[A run of records]
════════

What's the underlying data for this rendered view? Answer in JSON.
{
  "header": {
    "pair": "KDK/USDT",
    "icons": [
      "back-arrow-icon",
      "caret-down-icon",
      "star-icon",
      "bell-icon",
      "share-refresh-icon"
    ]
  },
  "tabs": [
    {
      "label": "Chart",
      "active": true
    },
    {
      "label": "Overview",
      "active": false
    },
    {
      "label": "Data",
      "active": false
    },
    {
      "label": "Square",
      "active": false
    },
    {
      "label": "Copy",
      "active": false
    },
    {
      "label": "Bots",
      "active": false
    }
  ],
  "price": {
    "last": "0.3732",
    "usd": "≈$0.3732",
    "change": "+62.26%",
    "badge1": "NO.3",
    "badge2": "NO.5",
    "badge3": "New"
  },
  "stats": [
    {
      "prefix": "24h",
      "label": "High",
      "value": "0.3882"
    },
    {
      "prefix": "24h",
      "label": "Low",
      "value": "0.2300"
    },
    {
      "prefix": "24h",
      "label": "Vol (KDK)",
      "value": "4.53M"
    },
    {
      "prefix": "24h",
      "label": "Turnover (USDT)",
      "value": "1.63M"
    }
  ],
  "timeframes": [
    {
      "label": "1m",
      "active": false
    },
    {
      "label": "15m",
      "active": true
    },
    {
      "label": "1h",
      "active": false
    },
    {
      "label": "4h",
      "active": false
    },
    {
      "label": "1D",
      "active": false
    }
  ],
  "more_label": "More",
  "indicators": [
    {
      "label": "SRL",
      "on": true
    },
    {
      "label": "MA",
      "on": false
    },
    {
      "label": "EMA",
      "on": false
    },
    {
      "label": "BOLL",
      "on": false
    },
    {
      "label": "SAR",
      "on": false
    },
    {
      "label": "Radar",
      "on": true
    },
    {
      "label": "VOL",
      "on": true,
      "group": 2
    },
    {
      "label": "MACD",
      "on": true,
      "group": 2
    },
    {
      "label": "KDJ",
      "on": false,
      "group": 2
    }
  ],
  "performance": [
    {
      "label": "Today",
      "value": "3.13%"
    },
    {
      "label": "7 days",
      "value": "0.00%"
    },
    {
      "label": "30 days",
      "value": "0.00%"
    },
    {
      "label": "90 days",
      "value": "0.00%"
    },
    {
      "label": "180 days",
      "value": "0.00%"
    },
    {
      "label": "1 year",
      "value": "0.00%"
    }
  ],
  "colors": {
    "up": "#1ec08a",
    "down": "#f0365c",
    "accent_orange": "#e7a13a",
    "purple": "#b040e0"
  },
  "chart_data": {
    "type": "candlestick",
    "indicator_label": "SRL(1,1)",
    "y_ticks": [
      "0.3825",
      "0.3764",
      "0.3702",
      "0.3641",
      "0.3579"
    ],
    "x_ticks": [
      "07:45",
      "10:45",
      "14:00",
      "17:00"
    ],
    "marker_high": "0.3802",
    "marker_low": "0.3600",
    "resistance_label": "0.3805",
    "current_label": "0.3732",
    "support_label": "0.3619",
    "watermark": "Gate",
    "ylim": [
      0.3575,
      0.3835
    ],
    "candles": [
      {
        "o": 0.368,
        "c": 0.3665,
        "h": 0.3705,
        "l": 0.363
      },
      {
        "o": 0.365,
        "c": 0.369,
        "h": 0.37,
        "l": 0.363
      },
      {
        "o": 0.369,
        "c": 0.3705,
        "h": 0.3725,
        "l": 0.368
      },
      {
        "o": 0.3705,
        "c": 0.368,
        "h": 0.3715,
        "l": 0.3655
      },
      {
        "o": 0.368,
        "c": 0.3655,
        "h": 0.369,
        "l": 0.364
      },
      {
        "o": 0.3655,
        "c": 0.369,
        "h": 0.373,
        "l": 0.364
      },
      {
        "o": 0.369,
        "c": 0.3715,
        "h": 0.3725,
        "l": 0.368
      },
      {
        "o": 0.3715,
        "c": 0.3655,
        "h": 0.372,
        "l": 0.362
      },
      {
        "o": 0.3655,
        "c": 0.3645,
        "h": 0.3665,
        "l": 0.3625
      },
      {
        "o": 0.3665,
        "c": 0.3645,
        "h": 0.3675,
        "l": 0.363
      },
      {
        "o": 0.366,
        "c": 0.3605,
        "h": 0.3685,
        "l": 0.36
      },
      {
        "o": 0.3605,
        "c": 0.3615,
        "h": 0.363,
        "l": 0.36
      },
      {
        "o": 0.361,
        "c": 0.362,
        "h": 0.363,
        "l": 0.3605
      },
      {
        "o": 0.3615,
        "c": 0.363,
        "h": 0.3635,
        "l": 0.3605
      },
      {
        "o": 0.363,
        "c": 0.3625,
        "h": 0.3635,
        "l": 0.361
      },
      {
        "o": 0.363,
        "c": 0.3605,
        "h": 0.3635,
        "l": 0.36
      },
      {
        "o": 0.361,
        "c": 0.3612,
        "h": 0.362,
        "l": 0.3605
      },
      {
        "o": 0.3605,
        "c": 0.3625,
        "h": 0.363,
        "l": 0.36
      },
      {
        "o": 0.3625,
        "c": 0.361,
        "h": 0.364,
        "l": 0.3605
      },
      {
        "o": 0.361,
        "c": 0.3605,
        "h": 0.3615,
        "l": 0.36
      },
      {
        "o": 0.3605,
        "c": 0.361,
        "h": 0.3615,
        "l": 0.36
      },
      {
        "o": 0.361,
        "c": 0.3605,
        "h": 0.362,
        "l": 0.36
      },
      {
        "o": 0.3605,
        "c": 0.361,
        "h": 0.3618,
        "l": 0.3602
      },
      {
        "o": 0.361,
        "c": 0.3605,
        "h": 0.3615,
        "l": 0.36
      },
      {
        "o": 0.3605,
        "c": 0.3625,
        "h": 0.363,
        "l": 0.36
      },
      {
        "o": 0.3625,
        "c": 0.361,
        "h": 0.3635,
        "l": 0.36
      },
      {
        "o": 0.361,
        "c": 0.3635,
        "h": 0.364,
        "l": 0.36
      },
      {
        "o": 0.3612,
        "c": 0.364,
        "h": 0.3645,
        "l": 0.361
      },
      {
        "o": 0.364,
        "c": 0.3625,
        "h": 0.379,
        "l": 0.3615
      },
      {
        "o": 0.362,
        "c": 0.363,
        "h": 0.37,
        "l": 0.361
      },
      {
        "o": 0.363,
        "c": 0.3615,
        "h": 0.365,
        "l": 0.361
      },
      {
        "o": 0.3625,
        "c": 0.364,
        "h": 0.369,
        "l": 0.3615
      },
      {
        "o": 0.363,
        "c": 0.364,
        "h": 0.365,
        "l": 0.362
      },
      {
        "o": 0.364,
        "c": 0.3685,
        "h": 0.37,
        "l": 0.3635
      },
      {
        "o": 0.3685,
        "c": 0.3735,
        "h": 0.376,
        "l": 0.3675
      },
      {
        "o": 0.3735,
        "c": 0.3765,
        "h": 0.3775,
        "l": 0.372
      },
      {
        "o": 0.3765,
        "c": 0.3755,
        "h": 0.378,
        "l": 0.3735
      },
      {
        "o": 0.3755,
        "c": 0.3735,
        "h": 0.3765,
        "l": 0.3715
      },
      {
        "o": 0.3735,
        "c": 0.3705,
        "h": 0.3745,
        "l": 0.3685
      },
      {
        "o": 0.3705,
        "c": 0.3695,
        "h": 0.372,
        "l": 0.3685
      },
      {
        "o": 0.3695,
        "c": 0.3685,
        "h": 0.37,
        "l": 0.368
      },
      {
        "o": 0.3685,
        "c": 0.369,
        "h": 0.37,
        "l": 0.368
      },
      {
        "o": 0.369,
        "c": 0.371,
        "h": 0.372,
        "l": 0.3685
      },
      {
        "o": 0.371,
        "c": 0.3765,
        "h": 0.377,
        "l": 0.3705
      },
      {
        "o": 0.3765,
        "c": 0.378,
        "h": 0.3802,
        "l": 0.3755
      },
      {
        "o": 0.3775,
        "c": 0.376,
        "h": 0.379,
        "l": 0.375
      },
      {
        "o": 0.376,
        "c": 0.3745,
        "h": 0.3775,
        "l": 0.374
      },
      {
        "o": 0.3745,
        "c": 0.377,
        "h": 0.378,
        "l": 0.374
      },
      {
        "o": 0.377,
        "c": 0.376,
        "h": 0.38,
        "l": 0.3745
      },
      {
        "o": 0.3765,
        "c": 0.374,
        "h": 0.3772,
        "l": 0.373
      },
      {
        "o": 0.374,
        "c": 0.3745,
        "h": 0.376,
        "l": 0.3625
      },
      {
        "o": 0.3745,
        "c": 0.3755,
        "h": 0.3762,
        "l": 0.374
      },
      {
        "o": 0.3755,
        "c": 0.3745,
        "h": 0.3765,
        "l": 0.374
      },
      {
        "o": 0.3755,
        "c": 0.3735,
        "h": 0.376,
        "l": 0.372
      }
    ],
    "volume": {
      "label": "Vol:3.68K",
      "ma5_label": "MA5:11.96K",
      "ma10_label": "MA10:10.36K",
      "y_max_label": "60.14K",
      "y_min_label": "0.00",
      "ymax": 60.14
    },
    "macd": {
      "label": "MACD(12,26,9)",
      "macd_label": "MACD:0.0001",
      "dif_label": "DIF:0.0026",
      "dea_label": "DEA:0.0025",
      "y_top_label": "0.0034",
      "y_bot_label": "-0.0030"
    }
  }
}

════════

For the listing above, identify each line bearing "days".

      "label": "7 days",
      "label": "30 days",
      "label": "90 days",
      "label": "180 days",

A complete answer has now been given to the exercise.